» **PROMPT**
Filter the records for lines holding the string "kandydatów".
··· EXERCISE MATERIAL ···
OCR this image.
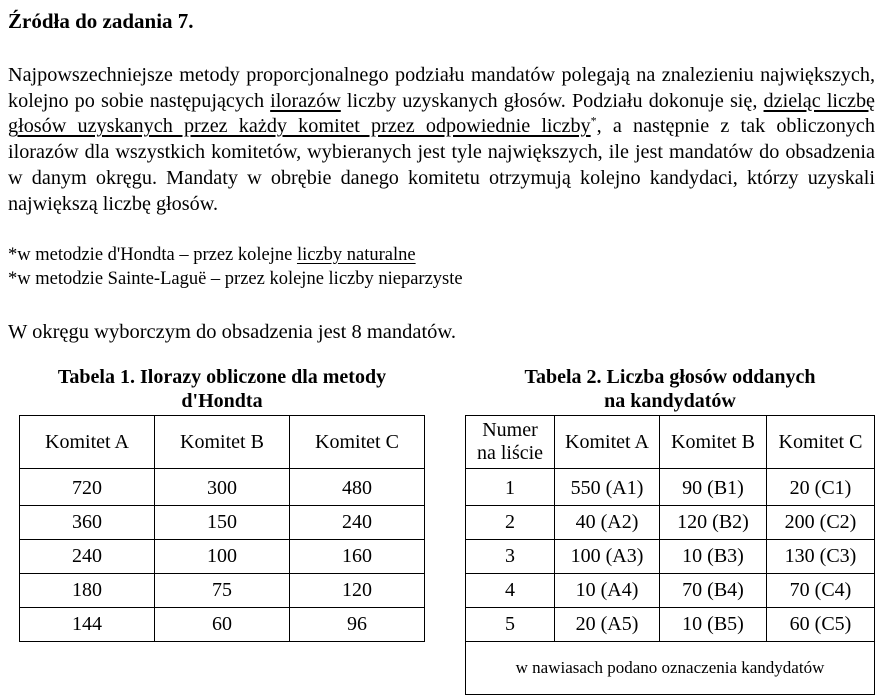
Źródła do zadania 7.

Najpowszechniejsze metody proporcjonalnego podziału mandatów polegają na znalezieniu największych, kolejno po sobie następujących ilorazów liczby uzyskanych głosów. Podziału dokonuje się, dzieląc liczbę głosów uzyskanych przez każdy komitet przez odpowiednie liczby*, a następnie z tak obliczonych ilorazów dla wszystkich komitetów, wybieranych jest tyle największych, ile jest mandatów do obsadzenia w danym okręgu. Mandaty w obrębie danego komitetu otrzymują kolejno kandydaci, którzy uzyskali największą liczbę głosów.

*w metodzie d'Hondta – przez kolejne liczby naturalne

*w metodzie Sainte-Laguë – przez kolejne liczby nieparzyste

W okręgu wyborczym do obsadzenia jest 8 mandatów.

Tabela 1. Ilorazy obliczone dla metody
d'Hondta
Komitet A	Komitet B	Komitet C
720	300	480
360	150	240
240	100	160
180	75	120
144	60	96
Tabela 2. Liczba głosów oddanych
na kandydatów
Numer
na liście	Komitet A	Komitet B	Komitet C
1	550 (A1)	90 (B1)	20 (C1)
2	40 (A2)	120 (B2)	200 (C2)
3	100 (A3)	10 (B3)	130 (C3)
4	10 (A4)	70 (B4)	70 (C4)
5	20 (A5)	10 (B5)	60 (C5)
w nawiasach podano oznaczenia kandydatów			
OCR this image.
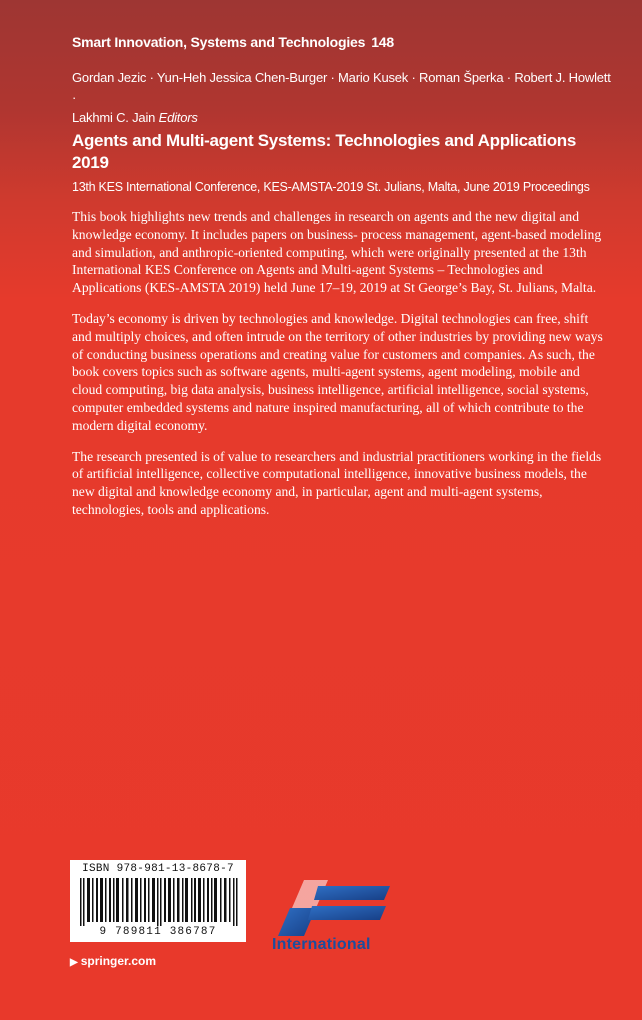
Smart Innovation, Systems and Technologies 148
Gordan Jezic · Yun-Heh Jessica Chen-Burger · Mario Kusek · Roman Šperka · Robert J. Howlett ·
Lakhmi C. Jain Editors
Agents and Multi-agent Systems: Technologies and Applications 2019
13th KES International Conference, KES-AMSTA-2019 St. Julians, Malta, June 2019 Proceedings

This book highlights new trends and challenges in research on agents and the new digital and knowledge economy. It includes papers on business- process management, agent-based modeling and simulation, and anthropic-oriented computing, which were originally presented at the 13th International KES Conference on Agents and Multi-agent Systems – Technologies and Applications (KES-AMSTA 2019) held June 17–19, 2019 at St George’s Bay, St. Julians, Malta.

Today’s economy is driven by technologies and knowledge. Digital technologies can free, shift and multiply choices, and often intrude on the territory of other industries by providing new ways of conducting business operations and creating value for customers and companies. As such, the book covers topics such as software agents, multi-agent systems, agent modeling, mobile and cloud computing, big data analysis, business intelligence, artificial intelligence, social systems, computer embedded systems and nature inspired manufacturing, all of which contribute to the modern digital economy.

The research presented is of value to researchers and industrial practitioners working in the fields of artificial intelligence, collective computational intelligence, innovative business models, the new digital and knowledge economy and, in particular, agent and multi-agent systems, technologies, tools and applications.

ISBN 978-981-13-8678-7
9 789811 386787
▶ springer.com
International
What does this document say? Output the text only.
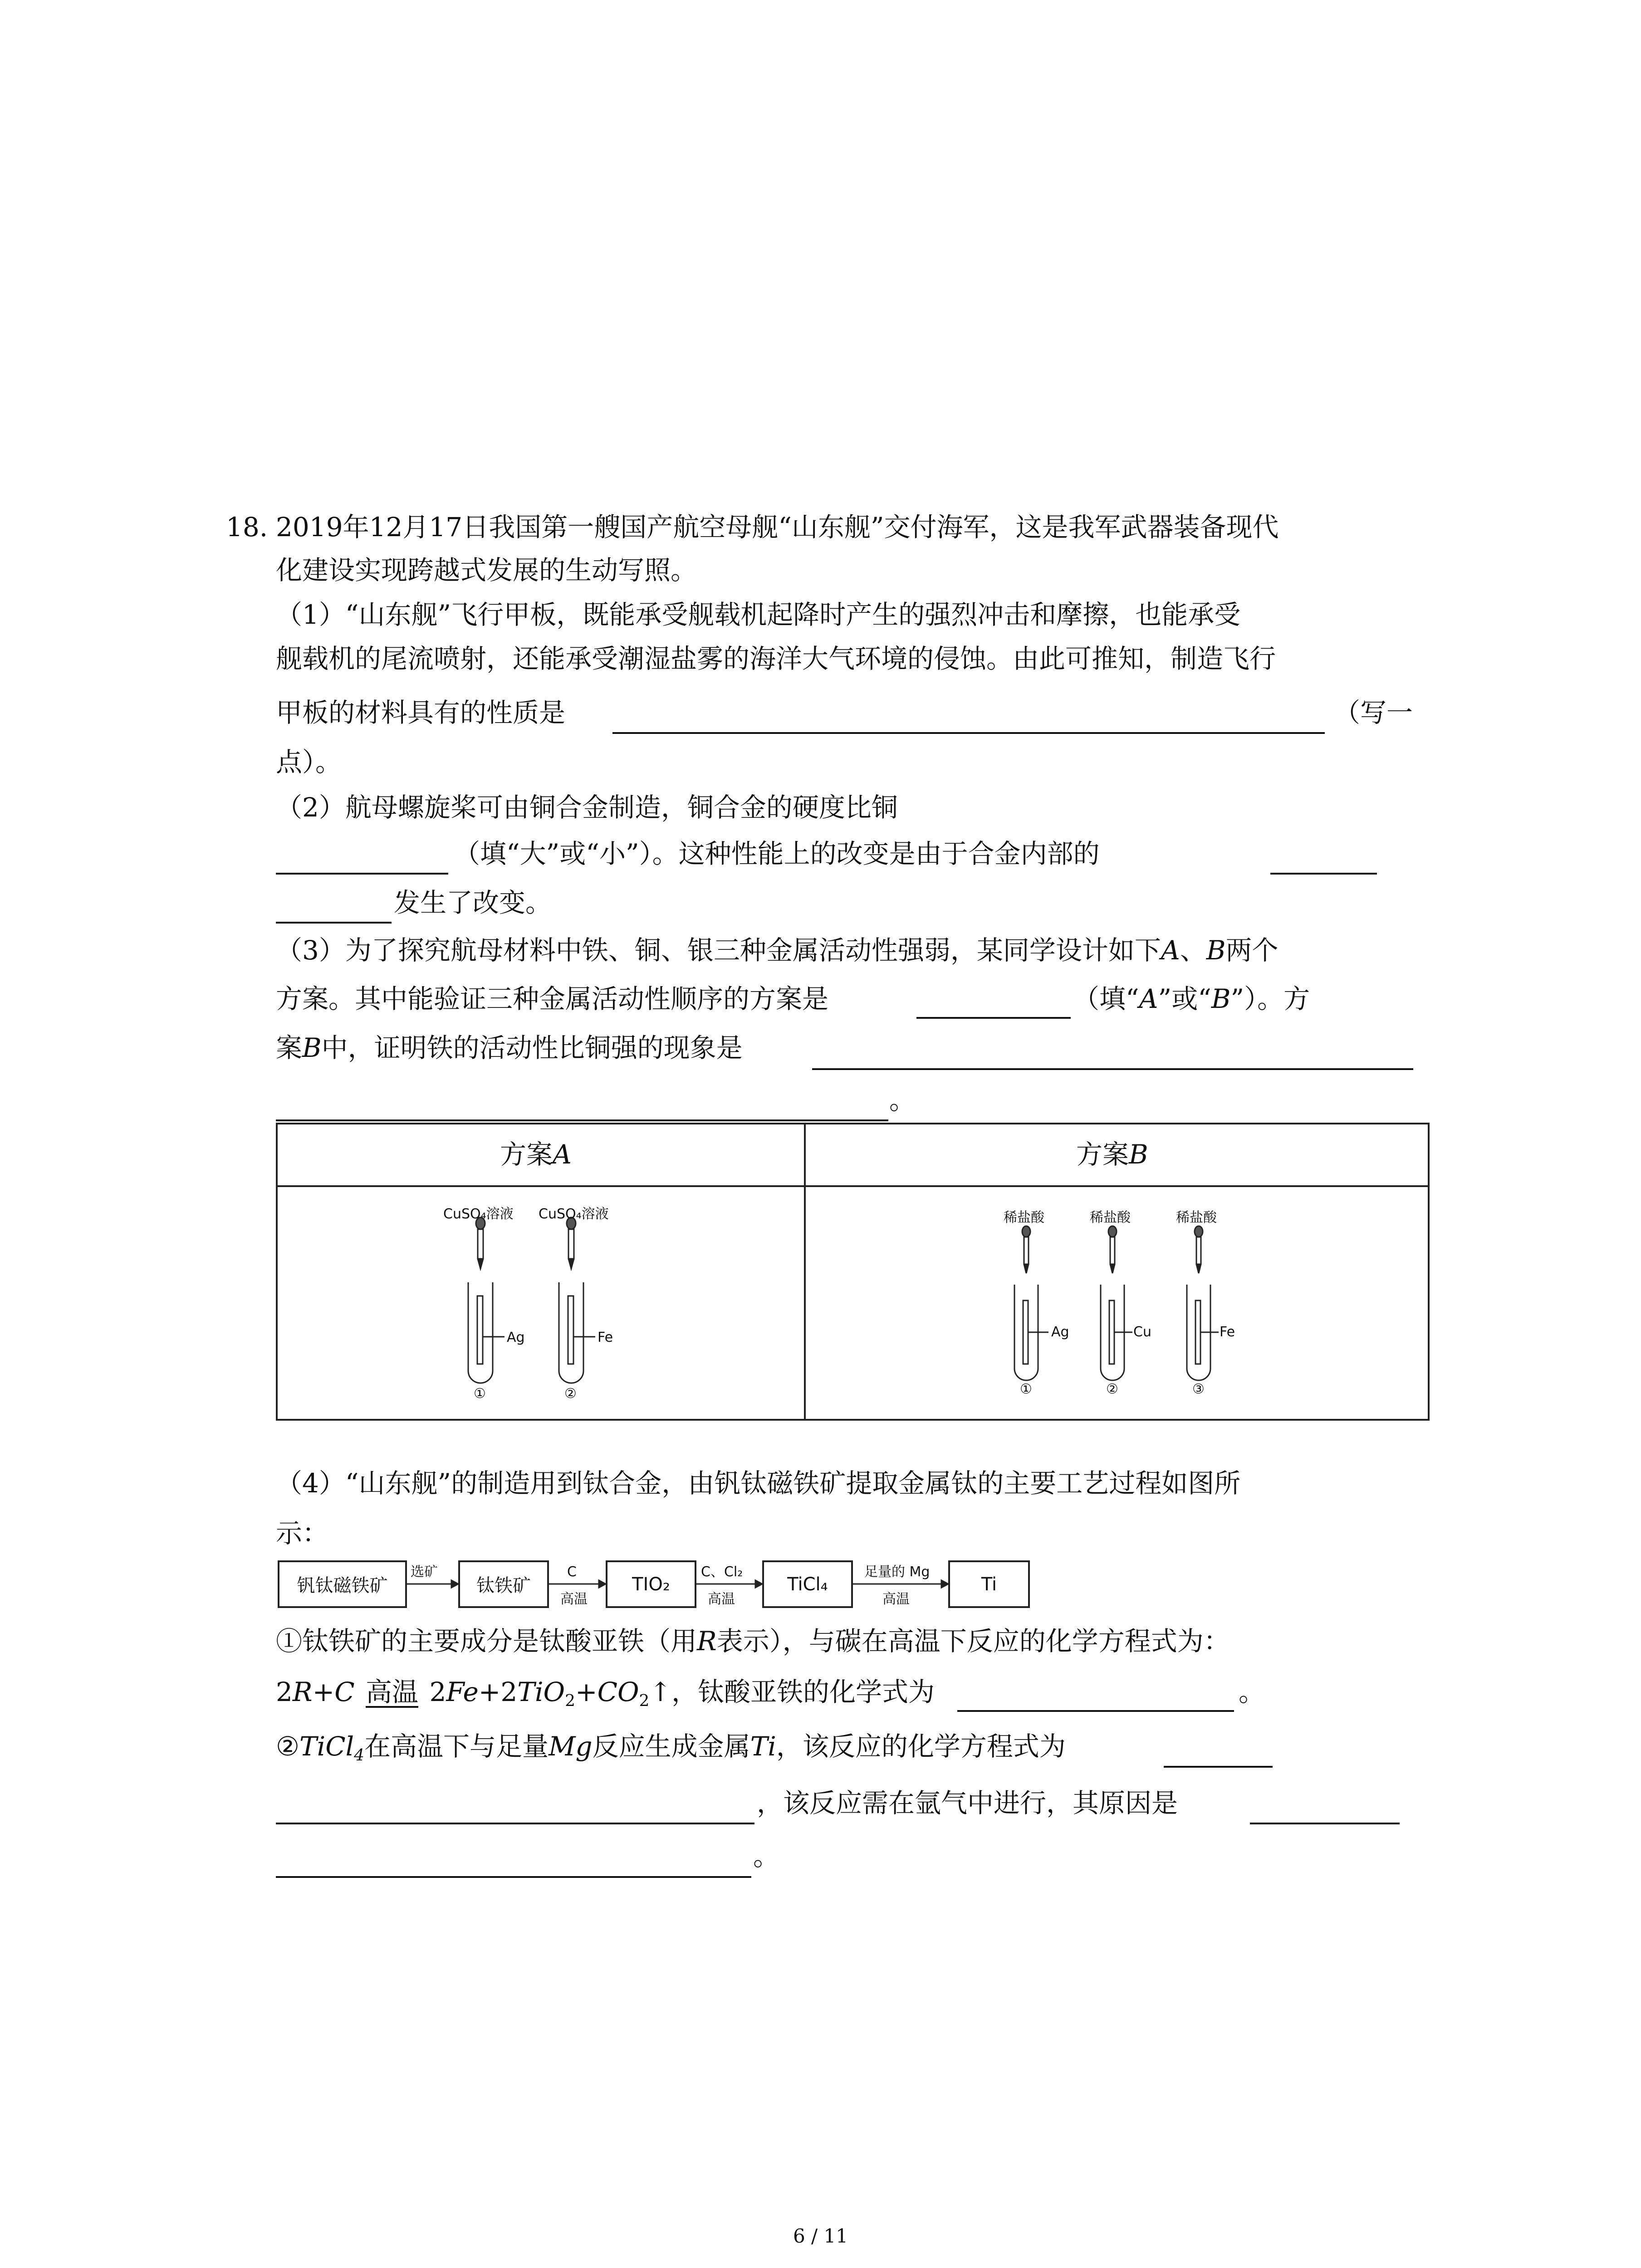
18. 2019年12月17日我国第一艘国产航空母舰“山东舰”交付海军，这是我军武器装备现代
化建设实现跨越式发展的生动写照。
（1）“山东舰”飞行甲板，既能承受舰载机起降时产生的强烈冲击和摩擦，也能承受
舰载机的尾流喷射，还能承受潮湿盐雾的海洋大气环境的侵蚀。由此可推知，制造飞行
甲板的材料具有的性质是	（写一
点）。
（2）航母螺旋桨可由铜合金制造，铜合金的硬度比铜
（填“大”或“小”）。这种性能上的改变是由于合金内部的
发生了改变。
（3）为了探究航母材料中铁、铜、银三种金属活动性强弱，某同学设计如下A、B两个
方案。其中能验证三种金属活动性顺序的方案是	（填“A”或“B”）。方
案B中，证明铁的活动性比铜强的现象是
。
方案A	方案B
CuSO₄溶液 CuSO₄溶液
Ag	Fe
①	②
稀盐酸	稀盐酸	稀盐酸
Ag	Cu	Fe
①	②	③
（4）“山东舰”的制造用到钛合金，由钒钛磁铁矿提取金属钛的主要工艺过程如图所
示：
钒钛磁铁矿	钛铁矿	TIO₂	TiCl₄	Ti
选矿	C
高温
C、Cl₂
高温
足量的 Mg
高温
①钛铁矿的主要成分是钛酸亚铁（用R表示），与碳在高温下反应的化学方程式为：
2R+C 高温 $2Fe+2TiO_2+CO_2↑$，钛酸亚铁的化学式为	。
②TiCl$_4$在高温下与足量Mg反应生成金属Ti，该反应的化学方程式为
，该反应需在氩气中进行，其原因是
。
6 / 11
···
» **SOLUTION FOR THIS EXERCISE**
na kandydatów
w nawiasach podano oznaczenia kandydatów			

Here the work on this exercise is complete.